Stored entries:
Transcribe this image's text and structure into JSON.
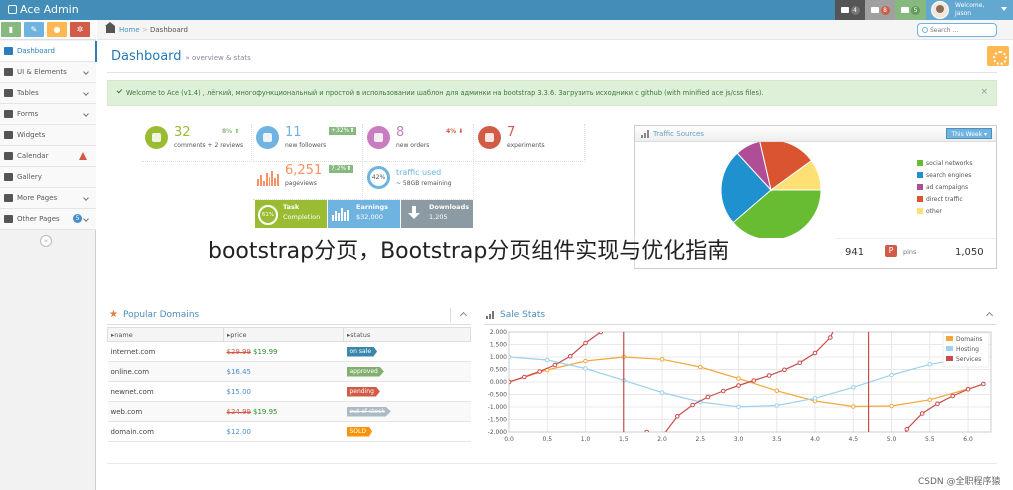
{
  "app": {
    "brand": "Ace Admin",
    "user_welcome": "Welcome,",
    "user_name": "Jason"
  },
  "navbar": {
    "buttons": [
      {
        "name": "tasks",
        "count": "4",
        "bg": "#555",
        "badge": "#777"
      },
      {
        "name": "notifications",
        "count": "8",
        "bg": "#a0a0a0",
        "badge": "#d15b47"
      },
      {
        "name": "messages",
        "count": "5",
        "bg": "#87b87f",
        "badge": "#629b58"
      }
    ]
  },
  "sidebar": {
    "shortcuts": [
      {
        "icon": "signal-icon",
        "color": "#87b87f"
      },
      {
        "icon": "pencil-icon",
        "color": "#6fb3e0"
      },
      {
        "icon": "users-icon",
        "color": "#ffb752"
      },
      {
        "icon": "cogs-icon",
        "color": "#d15b47"
      }
    ],
    "items": [
      {
        "label": "Dashboard",
        "active": true,
        "chevron": false
      },
      {
        "label": "UI & Elements",
        "chevron": true
      },
      {
        "label": "Tables",
        "chevron": true
      },
      {
        "label": "Forms",
        "chevron": true
      },
      {
        "label": "Widgets",
        "chevron": false
      },
      {
        "label": "Calendar",
        "chevron": false,
        "warning": true
      },
      {
        "label": "Gallery",
        "chevron": false
      },
      {
        "label": "More Pages",
        "chevron": true
      },
      {
        "label": "Other Pages",
        "chevron": true,
        "badge": "5"
      }
    ]
  },
  "breadcrumb": {
    "home": "Home",
    "separator": ">",
    "current": "Dashboard"
  },
  "search": {
    "placeholder": "Search ..."
  },
  "page": {
    "title": "Dashboard",
    "subtitle": "» overview & stats"
  },
  "alert": {
    "prefix": "Welcome to Ace ",
    "version": "(v1.4)",
    "body": " , лёгкий, многофункциональный и простой в использовании шаблон для админки на bootstrap 3.3.6. Загрузить исходники с ",
    "link": "github",
    "suffix": " (with minified ace js/css files)."
  },
  "infoboxes": [
    {
      "value": "32",
      "label": "comments + 2 reviews",
      "stat": "8%",
      "stat_color": "#87b87f",
      "icon_color": "#9abc32",
      "num_color": "#9abc32"
    },
    {
      "value": "11",
      "label": "new followers",
      "stat": "+32%",
      "stat_color": "#87b87f",
      "icon_color": "#6fb3e0",
      "num_color": "#6fb3e0"
    },
    {
      "value": "8",
      "label": "new orders",
      "stat": "4%",
      "stat_color": "#d15b47",
      "icon_color": "#c97dc0",
      "num_color": "#c97dc0"
    },
    {
      "value": "7",
      "label": "experiments",
      "stat": "",
      "icon_color": "#d15b47",
      "num_color": "#d15b47"
    },
    {
      "value": "6,251",
      "label": "pageviews",
      "stat": "7.2%",
      "stat_color": "#87b87f",
      "num_color": "#f79263"
    },
    {
      "value": "traffic used",
      "label": "~ 58GB remaining",
      "ring": "42%",
      "num_color": "#6fb3e0"
    }
  ],
  "dark_boxes": [
    {
      "label": "Task",
      "value": "Completion",
      "ring": "61%",
      "color": "#9abc32"
    },
    {
      "label": "Earnings",
      "value": "$32,000",
      "color": "#6fb3e0"
    },
    {
      "label": "Downloads",
      "value": "1,205",
      "color": "#8b9aa3"
    }
  ],
  "traffic": {
    "title": "Traffic Sources",
    "period": "This Week",
    "legend": [
      {
        "label": "social networks",
        "value": 38.7,
        "color": "#68bc31"
      },
      {
        "label": "search engines",
        "value": 24.5,
        "color": "#2091cf"
      },
      {
        "label": "ad campaigns",
        "value": 8.2,
        "color": "#af4e96"
      },
      {
        "label": "direct traffic",
        "value": 18.6,
        "color": "#da5430"
      },
      {
        "label": "other",
        "value": 10,
        "color": "#fee074"
      }
    ],
    "stats": [
      {
        "value": "941"
      },
      {
        "label": "pins",
        "value": "1,050"
      }
    ]
  },
  "watermark": "bootstrap分页，Bootstrap分页组件实现与优化指南",
  "credit": "CSDN @全职程序猿",
  "popular_domains": {
    "title": "Popular Domains",
    "columns": [
      "name",
      "price",
      "status"
    ],
    "rows": [
      {
        "name": "internet.com",
        "old_price": "$29.99",
        "price": "$19.99",
        "status": "on sale",
        "status_color": "#3a87ad"
      },
      {
        "name": "online.com",
        "old_price": "",
        "price": "$16.45",
        "status": "approved",
        "status_color": "#82af6f"
      },
      {
        "name": "newnet.com",
        "old_price": "",
        "price": "$15.00",
        "status": "pending",
        "status_color": "#d15b47"
      },
      {
        "name": "web.com",
        "old_price": "$24.99",
        "price": "$19.95",
        "status": "out of stock",
        "status_color": "#abbac3"
      },
      {
        "name": "domain.com",
        "old_price": "",
        "price": "$12.00",
        "status": "SOLD",
        "status_color": "#f89406"
      }
    ]
  },
  "sale_stats": {
    "title": "Sale Stats"
  },
  "chart_data": [
    {
      "type": "pie",
      "title": "Traffic Sources",
      "categories": [
        "social networks",
        "search engines",
        "ad campaigns",
        "direct traffic",
        "other"
      ],
      "values": [
        38.7,
        24.5,
        8.2,
        18.6,
        10
      ],
      "colors": [
        "#68bc31",
        "#2091cf",
        "#af4e96",
        "#da5430",
        "#fee074"
      ],
      "legend": "right"
    },
    {
      "type": "line",
      "title": "Sale Stats",
      "xlim": [
        0,
        6.3
      ],
      "ylim": [
        -2,
        2
      ],
      "x_ticks": [
        "0.0",
        "0.5",
        "1.0",
        "1.5",
        "2.0",
        "2.5",
        "3.0",
        "3.5",
        "4.0",
        "4.5",
        "5.0",
        "5.5",
        "6.0"
      ],
      "y_ticks": [
        "2.000",
        "1.500",
        "1.000",
        "0.500",
        "0.000",
        "-0.500",
        "-1.000",
        "-1.500",
        "-2.000"
      ],
      "grid": true,
      "legend": "top-right",
      "series": [
        {
          "name": "Domains",
          "color": "#f2a83a",
          "x": [
            0,
            0.5,
            1,
            1.5,
            2,
            2.5,
            3,
            3.5,
            4,
            4.5,
            5,
            5.5,
            6
          ],
          "y": [
            0.0,
            0.48,
            0.84,
            1.0,
            0.91,
            0.6,
            0.14,
            -0.35,
            -0.76,
            -0.98,
            -0.96,
            -0.71,
            -0.28
          ]
        },
        {
          "name": "Hosting",
          "color": "#9cd1ef",
          "x": [
            0,
            0.5,
            1,
            1.5,
            2,
            2.5,
            3,
            3.5,
            4,
            4.5,
            5,
            5.5,
            6
          ],
          "y": [
            1.0,
            0.88,
            0.54,
            0.07,
            -0.42,
            -0.8,
            -0.99,
            -0.94,
            -0.65,
            -0.21,
            0.28,
            0.71,
            0.96
          ]
        },
        {
          "name": "Services",
          "color": "#cb4b4b",
          "x": [
            0,
            0.2,
            0.4,
            0.6,
            0.8,
            1.0,
            1.2,
            1.8,
            2.0,
            2.2,
            2.4,
            2.6,
            2.8,
            3.0,
            3.2,
            3.4,
            3.6,
            3.8,
            4.0,
            4.2,
            4.4,
            5.0,
            5.2,
            5.4,
            5.6,
            5.8,
            6.0,
            6.2
          ],
          "y": [
            0.0,
            0.2,
            0.42,
            0.68,
            1.03,
            1.56,
            2.0,
            -2.0,
            -2.19,
            -1.37,
            -0.92,
            -0.6,
            -0.36,
            -0.14,
            0.06,
            0.26,
            0.49,
            0.77,
            1.16,
            1.78,
            3.1,
            -3.38,
            -1.89,
            -1.26,
            -0.87,
            -0.56,
            -0.29,
            -0.08
          ]
        }
      ]
    }
  ]
}
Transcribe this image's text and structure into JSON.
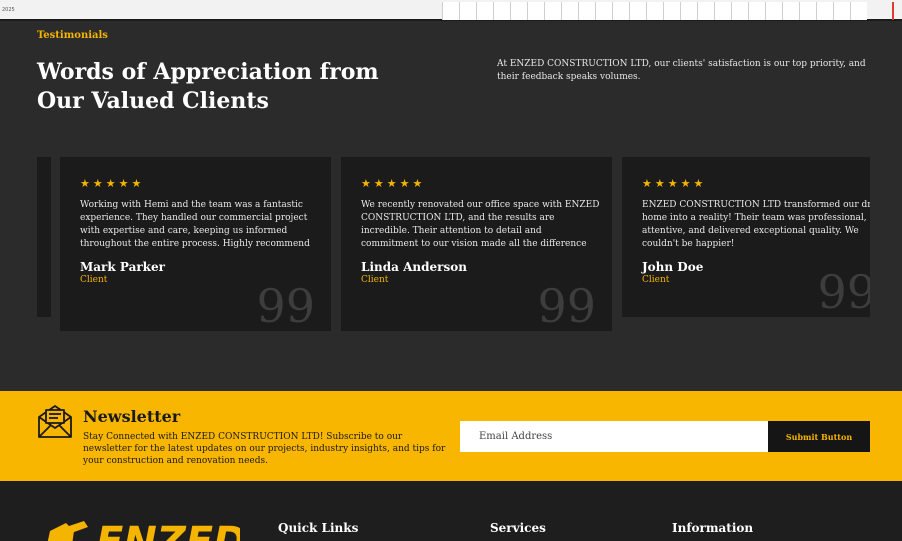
{
  "topbar": {
    "tiny_text": "2025"
  },
  "colors": {
    "accent": "#f5b400",
    "dark_bg": "#2b2b2b",
    "card_bg": "#1b1b1b",
    "newsletter_bg": "#f9b600"
  },
  "testimonials": {
    "label": "Testimonials",
    "title": "Words of Appreciation from Our Valued Clients",
    "description": "At ENZED CONSTRUCTION LTD, our clients' satisfaction is our top priority, and their feedback speaks volumes.",
    "cards": [
      {
        "stars": "★★★★★",
        "rating": 5,
        "quote": "Working with Hemi and the team was a fantastic experience. They handled our commercial project with expertise and care, keeping us informed throughout the entire process. Highly recommend",
        "name": "Mark Parker",
        "role": "Client",
        "quote_icon": "99"
      },
      {
        "stars": "★★★★★",
        "rating": 5,
        "quote": "We recently renovated our office space with ENZED CONSTRUCTION LTD, and the results are incredible. Their attention to detail and commitment to our vision made all the difference",
        "name": "Linda Anderson",
        "role": "Client",
        "quote_icon": "99"
      },
      {
        "stars": "★★★★★",
        "rating": 5,
        "quote": "ENZED CONSTRUCTION LTD transformed our dream home into a reality! Their team was professional, attentive, and delivered exceptional quality. We couldn't be happier!",
        "name": "John Doe",
        "role": "Client",
        "quote_icon": "99"
      }
    ]
  },
  "newsletter": {
    "icon": "newsletter-envelope-icon",
    "title": "Newsletter",
    "text": "Stay Connected with ENZED CONSTRUCTION LTD! Subscribe to our newsletter for the latest updates on our projects, industry insights, and tips for your construction and renovation needs.",
    "placeholder": "Email Address",
    "button_label": "Submit Button"
  },
  "footer": {
    "logo_text": "ENZED",
    "columns": [
      "Quick Links",
      "Services",
      "Information"
    ]
  }
}
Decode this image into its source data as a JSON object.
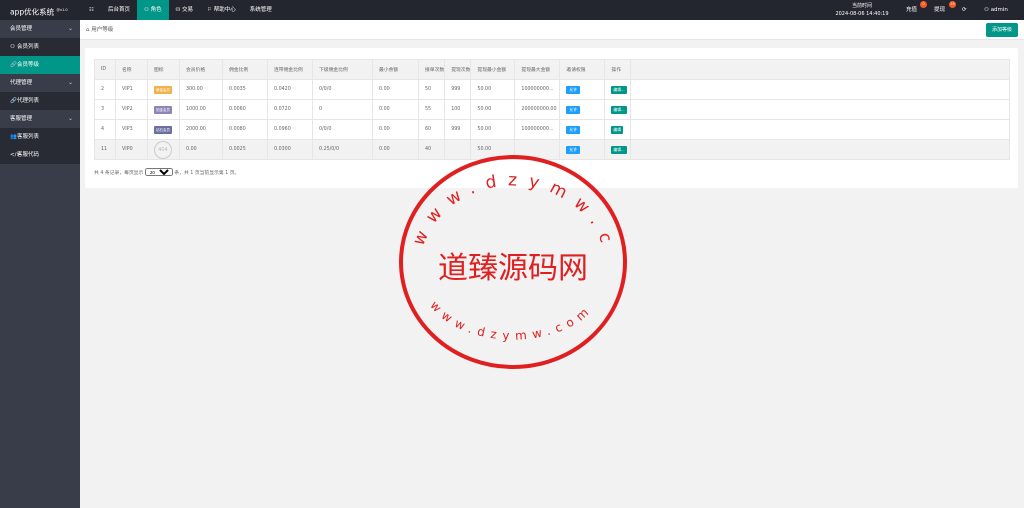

» **Aim of the task**: Count the lines in which the string "Dashboard" appears, then report only that figure.

» **Complete response**: 3